This story was originally published by Grist and appears here as part of the Climate Desk collaboration.

In an asphalt lot just north of New York City, yellow school buses are resting their wheels until classes resume in September. But three electric buses at the depot in White Plains, N.Y., will be working overtime this summer break. Rather than transport students, they’ll mainly serve as a big battery bank, storing power and feeding it to the local utility’s electrical grid when demand is high. Starting this month, Con Edison will use the buses daily to help keep its grid running smoothly during the hot summer months.

The demonstration project is among dozens of so-called “vehicle-to-grid” initiatives underway in the United States and around the world. As bigger vehicles like buses, garbage trucks, delivery vans, and even the Ford F-150 pickup truck ditch their engines and go electric, their batteries represent a potentially enormous source of energy storage and backup power supply. Although the concept was developed in the late 1990s, vehicle-to-grid is gaining traction now as automakers release more electric models, smart charging technologies improve, and millions of new electric vehicles, or EVs, hit the road every year.

New York’s school bus experiment began in 2018 with two main goals: to reduce nasty tailpipe pollution from diesel buses, and to explore whether it makes sense financially and technically to turn the buses into mini power plants. Brian Ross, Con Ed’s manager for the White Plains project, said school buses were a good place to start because the school schedule aligns well with the grid’s needs. Electricity demand tends to be highest during the summer, when people blast their fans and air conditioners. Parked buses with nowhere to go can plug in and support the stressed-out grid.

At the depot, the three Lion Electric buses each have batteries that can store 104 kilowatt-hours of energy — roughly the size of three Nissan Leaf battery packs. The buses also have two-way, or “bidirectional,” onboard chargers that receive power and feed it back into the grid. (Most EV chargers flow in only the first direction.) Smart charging software allows all the components to communicate, so that batteries charge when grid demand is low and send back power when demand is high.

Last December, the buses began exporting power to the grid on weekends during six-hour shifts. On June 25, they’ll begin delivering a combined 33.5 kilowatts, or 0.03 megawatts, of power for six hours every day. That amount of power is relatively tiny, but there’s potential to expand. About 8,000 school buses operate in Con Ed’s service area of New York City and neighboring Westchester County, which includes White Plains. If electrified, the bus fleet could collectively supply more than 100 megawatts of power to the grid for short periods — or nearly one per cent of Con Ed’s peak summer power demand, an amount Ross said makes a “material” difference. That could reduce Con Ed’s reliance on gas-fired power plants and offset the need to upgrade grid equipment.

“Using electric school buses this way on a wider scale would provide significant benefits,” Ross told Grist.

On a broader level, vehicle-to-grid systems could help utilities navigate the transition to cleaner electricity and transportation. As more wind and solar power comes online, the batteries could absorb excess renewable energy and deliver it later, after the wind stops blowing or the sun goes down. And the systems could prevent electric vehicles from overtaxing the grid by managing how and when they charge. Around 550 million battery-powered vehicles are expected to hit the road globally by 2040 — up from 13 million vehicles today — representing a huge boost in power demand, according to the clean energy research firm BloombergNEF.

STORED ROWS:
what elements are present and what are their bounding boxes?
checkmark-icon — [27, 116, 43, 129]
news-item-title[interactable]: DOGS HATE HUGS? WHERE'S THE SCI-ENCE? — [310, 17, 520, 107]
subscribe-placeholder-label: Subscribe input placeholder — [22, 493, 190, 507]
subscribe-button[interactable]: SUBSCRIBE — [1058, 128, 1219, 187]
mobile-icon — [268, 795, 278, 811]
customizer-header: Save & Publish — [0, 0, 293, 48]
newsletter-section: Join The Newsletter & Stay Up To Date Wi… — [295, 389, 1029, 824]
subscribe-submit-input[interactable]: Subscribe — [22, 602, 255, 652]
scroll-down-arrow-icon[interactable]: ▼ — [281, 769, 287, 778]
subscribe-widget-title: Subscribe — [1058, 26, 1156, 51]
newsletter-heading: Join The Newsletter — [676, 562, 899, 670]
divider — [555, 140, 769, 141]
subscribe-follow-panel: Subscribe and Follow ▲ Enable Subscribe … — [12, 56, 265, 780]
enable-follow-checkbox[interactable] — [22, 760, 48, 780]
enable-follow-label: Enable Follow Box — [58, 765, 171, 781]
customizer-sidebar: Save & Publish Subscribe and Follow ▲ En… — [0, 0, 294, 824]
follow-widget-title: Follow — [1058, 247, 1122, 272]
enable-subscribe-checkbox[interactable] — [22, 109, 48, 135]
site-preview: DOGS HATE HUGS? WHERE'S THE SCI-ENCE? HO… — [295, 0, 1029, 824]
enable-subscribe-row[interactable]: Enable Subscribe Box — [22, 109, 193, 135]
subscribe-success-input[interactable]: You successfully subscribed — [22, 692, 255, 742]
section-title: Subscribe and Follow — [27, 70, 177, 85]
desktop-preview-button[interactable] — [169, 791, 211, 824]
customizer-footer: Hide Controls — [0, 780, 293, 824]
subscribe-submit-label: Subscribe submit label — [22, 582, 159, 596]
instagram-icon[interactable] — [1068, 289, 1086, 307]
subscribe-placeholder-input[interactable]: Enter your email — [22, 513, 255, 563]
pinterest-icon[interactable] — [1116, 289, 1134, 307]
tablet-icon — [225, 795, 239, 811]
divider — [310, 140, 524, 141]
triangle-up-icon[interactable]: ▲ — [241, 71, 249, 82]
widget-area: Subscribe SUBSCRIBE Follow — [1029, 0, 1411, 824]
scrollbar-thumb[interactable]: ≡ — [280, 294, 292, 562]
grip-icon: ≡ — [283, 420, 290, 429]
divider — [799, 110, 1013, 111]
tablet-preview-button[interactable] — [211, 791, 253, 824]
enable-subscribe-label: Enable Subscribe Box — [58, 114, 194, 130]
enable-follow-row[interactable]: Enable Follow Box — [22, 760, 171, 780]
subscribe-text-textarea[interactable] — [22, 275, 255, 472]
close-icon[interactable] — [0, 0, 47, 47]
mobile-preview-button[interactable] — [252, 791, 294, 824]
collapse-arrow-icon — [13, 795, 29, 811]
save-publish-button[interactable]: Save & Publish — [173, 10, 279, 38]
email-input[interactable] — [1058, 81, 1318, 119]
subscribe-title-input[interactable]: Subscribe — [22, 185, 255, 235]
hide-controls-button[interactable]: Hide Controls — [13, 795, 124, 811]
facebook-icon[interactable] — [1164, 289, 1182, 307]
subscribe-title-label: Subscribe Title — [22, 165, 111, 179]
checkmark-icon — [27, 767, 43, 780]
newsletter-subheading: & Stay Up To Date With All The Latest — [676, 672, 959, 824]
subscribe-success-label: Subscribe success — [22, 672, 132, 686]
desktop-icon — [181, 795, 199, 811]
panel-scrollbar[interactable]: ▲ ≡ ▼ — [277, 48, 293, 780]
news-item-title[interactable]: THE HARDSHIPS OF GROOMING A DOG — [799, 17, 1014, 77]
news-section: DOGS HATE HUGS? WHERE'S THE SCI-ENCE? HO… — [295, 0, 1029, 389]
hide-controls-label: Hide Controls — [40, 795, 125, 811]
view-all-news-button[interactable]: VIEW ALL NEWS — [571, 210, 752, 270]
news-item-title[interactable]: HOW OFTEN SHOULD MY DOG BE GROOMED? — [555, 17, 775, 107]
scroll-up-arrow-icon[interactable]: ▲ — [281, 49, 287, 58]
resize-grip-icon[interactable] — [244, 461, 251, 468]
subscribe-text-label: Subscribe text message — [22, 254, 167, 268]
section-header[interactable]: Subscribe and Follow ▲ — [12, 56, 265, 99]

JOBS:
- a) Summarize the article on electric school buses and the grid in two sentences.
- b) Extract the rows from the first one through the line containing "customizer-header: Save &", including both ends, and copy them exactly.
The rows are unrelated to the article about electric school buses.

THE RESULTS:
- a) Con Edison is using three electric school buses at a depot in White Plains, N.Y., as a battery bank that stores power and feeds it to its grid every day during the summer, when demand is high. The project is one of dozens of vehicle-to-grid initiatives, and Con Ed's project manager says that electrifying the roughly 8,000 school buses in its service area could supply more than 100 megawatts, nearly one percent of its peak summer demand.

- b)
what elements are present and what are their bounding boxes?
checkmark-icon — [27, 116, 43, 129]
news-item-title[interactable]: DOGS HATE HUGS? WHERE'S THE SCI-ENCE? — [310, 17, 520, 107]
subscribe-placeholder-label: Subscribe input placeholder — [22, 493, 190, 507]
subscribe-button[interactable]: SUBSCRIBE — [1058, 128, 1219, 187]
mobile-icon — [268, 795, 278, 811]
customizer-header: Save & Publish — [0, 0, 293, 48]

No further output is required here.